Extracted records

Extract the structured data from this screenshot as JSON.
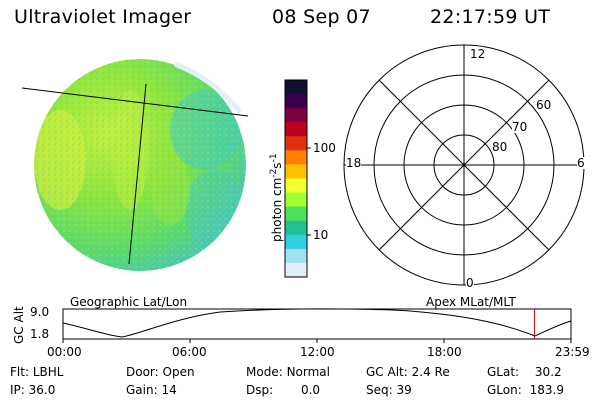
{
  "header": {
    "title": "Ultraviolet Imager",
    "date": "08 Sep 07",
    "time": "22:17:59 UT"
  },
  "colorbar": {
    "unit_label": "photon cm⁻²s⁻¹",
    "unit_prefix": "photon cm",
    "sup1": "-2",
    "mid": "s",
    "sup2": "-1",
    "ticks": [
      "100",
      "10"
    ],
    "colors_top_to_bottom": [
      "#101030",
      "#3a0050",
      "#7a0040",
      "#c00020",
      "#e03010",
      "#ff7f00",
      "#ffc000",
      "#f0ff30",
      "#a0ff30",
      "#50e060",
      "#20c090",
      "#30d0e0",
      "#a0e0f0",
      "#e0f0f8"
    ]
  },
  "polar_plot": {
    "mlt_labels": {
      "top": "12",
      "left": "18",
      "right": "6",
      "bottom": "0"
    },
    "lat_labels": [
      "60",
      "70",
      "80"
    ]
  },
  "timeline": {
    "ylabel": "GC Alt",
    "yticks": [
      "9.0",
      "1.8"
    ],
    "left_title": "Geographic Lat/Lon",
    "right_title": "Apex MLat/MLT",
    "xticks": [
      "00:00",
      "06:00",
      "12:00",
      "18:00",
      "23:59"
    ],
    "marker_fraction": 0.928,
    "marker_color": "#c00000"
  },
  "status": {
    "row1": [
      {
        "label": "Flt:",
        "value": "LBHL"
      },
      {
        "label": "Door:",
        "value": "Open"
      },
      {
        "label": "Mode:",
        "value": "Normal"
      },
      {
        "label": "GC Alt:",
        "value": "2.4 Re"
      },
      {
        "label": "GLat:",
        "value": "30.2"
      }
    ],
    "row2": [
      {
        "label": "IP:",
        "value": "36.0"
      },
      {
        "label": "Gain:",
        "value": "14"
      },
      {
        "label": "Dsp:",
        "value": "0.0"
      },
      {
        "label": "Seq:",
        "value": "39"
      },
      {
        "label": "GLon:",
        "value": "183.9"
      }
    ]
  },
  "colors": {
    "image_green": "#7fe83a",
    "image_cyan": "#3fd0c0",
    "image_yellow": "#d8f03a"
  }
}
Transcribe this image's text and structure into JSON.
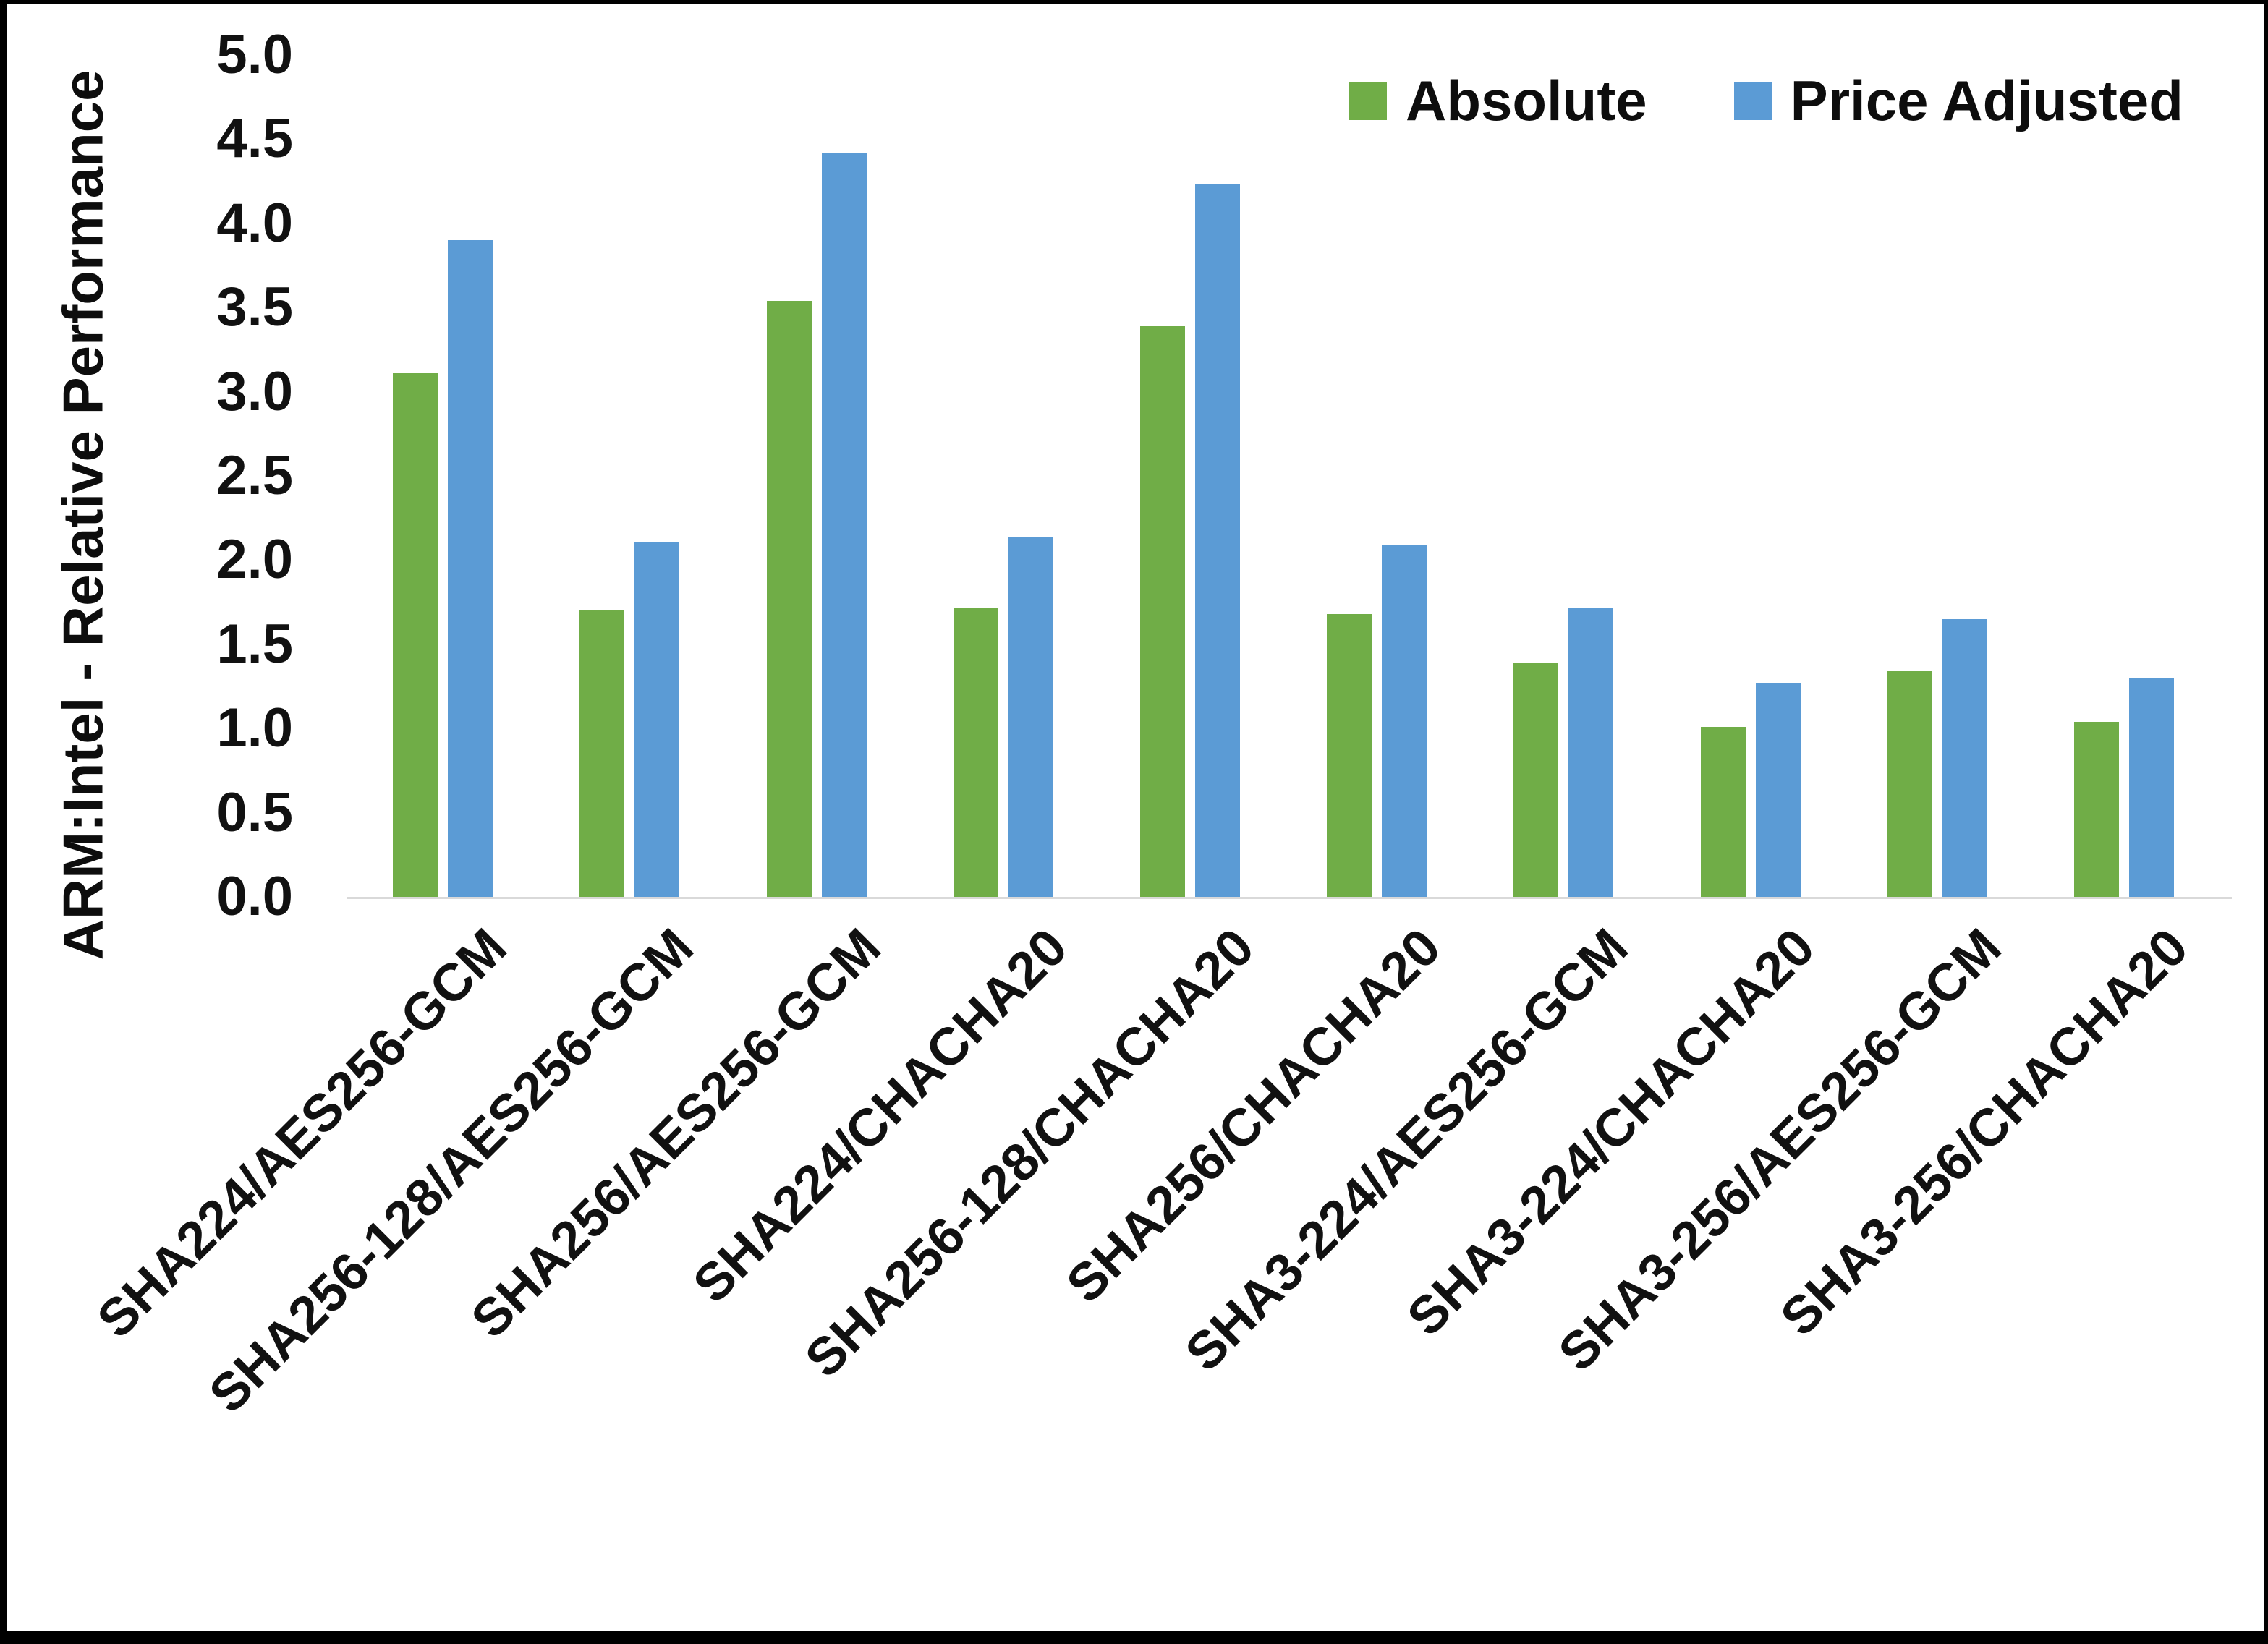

Aim of the exercise | From the entries above, copy every line containing the word "JSON".

Written answer |
Extract the structured data from this screenshot as JSON.
Transcribe this image's text and structure into JSON.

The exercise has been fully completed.